Required task
From the listing below, pull each line that includes "avatar".

[Data records]
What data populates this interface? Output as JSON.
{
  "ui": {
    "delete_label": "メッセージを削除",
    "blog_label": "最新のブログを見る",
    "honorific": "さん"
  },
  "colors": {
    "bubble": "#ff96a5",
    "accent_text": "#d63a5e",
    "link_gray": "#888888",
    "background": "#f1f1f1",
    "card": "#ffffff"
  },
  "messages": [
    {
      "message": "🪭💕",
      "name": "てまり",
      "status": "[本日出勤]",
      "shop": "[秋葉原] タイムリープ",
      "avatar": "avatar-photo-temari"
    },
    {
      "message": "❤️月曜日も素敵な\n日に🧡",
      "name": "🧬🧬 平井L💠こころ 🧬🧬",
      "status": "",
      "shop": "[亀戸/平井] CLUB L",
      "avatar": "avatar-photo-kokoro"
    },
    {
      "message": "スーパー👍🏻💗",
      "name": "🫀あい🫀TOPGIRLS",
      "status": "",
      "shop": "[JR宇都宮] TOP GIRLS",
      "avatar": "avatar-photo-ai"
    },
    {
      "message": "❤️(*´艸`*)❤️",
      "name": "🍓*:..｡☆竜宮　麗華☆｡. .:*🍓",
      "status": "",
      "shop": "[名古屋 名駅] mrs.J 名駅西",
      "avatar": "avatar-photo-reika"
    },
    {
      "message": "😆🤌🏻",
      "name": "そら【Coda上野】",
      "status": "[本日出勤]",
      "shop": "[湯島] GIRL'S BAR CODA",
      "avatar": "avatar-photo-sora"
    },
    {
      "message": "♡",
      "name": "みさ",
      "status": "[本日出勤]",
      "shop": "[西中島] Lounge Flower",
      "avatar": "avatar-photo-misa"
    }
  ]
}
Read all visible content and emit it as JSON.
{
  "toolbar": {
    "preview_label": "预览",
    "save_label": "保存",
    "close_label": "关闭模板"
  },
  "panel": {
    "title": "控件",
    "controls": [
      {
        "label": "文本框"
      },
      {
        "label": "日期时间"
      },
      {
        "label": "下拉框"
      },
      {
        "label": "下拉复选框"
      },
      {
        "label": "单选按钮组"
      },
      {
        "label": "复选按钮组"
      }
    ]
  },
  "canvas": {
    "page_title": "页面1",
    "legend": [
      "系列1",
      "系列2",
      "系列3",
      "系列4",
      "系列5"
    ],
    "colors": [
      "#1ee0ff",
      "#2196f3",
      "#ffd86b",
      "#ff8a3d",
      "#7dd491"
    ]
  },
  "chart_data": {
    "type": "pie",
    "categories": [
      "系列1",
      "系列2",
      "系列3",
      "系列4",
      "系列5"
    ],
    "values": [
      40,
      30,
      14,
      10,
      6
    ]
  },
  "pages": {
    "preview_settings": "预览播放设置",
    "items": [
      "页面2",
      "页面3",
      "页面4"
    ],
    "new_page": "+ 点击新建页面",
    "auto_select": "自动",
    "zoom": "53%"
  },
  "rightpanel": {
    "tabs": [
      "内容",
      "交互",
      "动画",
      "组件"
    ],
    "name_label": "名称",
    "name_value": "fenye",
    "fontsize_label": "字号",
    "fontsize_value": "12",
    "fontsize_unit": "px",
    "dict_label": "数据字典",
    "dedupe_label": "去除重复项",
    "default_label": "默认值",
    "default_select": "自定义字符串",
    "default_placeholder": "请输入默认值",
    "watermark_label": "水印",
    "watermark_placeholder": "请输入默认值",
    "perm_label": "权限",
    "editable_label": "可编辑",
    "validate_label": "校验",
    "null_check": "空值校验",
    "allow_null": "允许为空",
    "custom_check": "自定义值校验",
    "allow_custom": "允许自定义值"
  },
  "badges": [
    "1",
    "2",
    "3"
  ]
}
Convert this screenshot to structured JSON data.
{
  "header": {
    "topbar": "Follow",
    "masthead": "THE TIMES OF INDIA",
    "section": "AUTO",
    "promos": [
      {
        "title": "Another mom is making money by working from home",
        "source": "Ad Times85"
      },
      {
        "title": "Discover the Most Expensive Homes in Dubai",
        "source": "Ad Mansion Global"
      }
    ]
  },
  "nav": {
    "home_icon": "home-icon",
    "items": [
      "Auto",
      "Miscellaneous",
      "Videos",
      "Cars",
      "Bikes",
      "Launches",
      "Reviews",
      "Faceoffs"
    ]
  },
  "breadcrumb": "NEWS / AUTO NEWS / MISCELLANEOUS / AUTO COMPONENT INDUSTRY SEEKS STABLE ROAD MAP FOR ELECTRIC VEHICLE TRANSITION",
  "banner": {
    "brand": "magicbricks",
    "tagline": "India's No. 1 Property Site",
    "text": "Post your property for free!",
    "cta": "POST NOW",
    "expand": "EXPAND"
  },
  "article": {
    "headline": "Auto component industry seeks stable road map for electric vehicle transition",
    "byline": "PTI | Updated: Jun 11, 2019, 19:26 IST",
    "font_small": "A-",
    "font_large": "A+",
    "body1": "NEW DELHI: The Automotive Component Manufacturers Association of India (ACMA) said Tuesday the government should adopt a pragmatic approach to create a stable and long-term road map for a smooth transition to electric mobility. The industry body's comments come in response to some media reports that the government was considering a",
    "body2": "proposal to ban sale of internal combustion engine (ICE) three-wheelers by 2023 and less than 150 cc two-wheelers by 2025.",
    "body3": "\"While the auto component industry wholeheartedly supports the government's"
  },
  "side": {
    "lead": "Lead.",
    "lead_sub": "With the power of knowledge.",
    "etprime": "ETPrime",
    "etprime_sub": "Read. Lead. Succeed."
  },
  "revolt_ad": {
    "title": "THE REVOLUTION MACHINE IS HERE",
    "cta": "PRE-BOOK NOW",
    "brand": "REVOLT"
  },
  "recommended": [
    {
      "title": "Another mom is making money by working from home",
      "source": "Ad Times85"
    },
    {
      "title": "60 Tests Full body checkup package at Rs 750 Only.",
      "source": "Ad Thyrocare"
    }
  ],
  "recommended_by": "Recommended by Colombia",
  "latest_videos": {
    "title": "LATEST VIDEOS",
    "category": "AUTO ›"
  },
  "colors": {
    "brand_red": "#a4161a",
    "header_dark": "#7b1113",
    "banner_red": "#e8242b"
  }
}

Result of this task
      "avatar": "avatar-photo-temari"
      "avatar": "avatar-photo-kokoro"
      "avatar": "avatar-photo-ai"
      "avatar": "avatar-photo-reika"
      "avatar": "avatar-photo-sora"
      "avatar": "avatar-photo-misa"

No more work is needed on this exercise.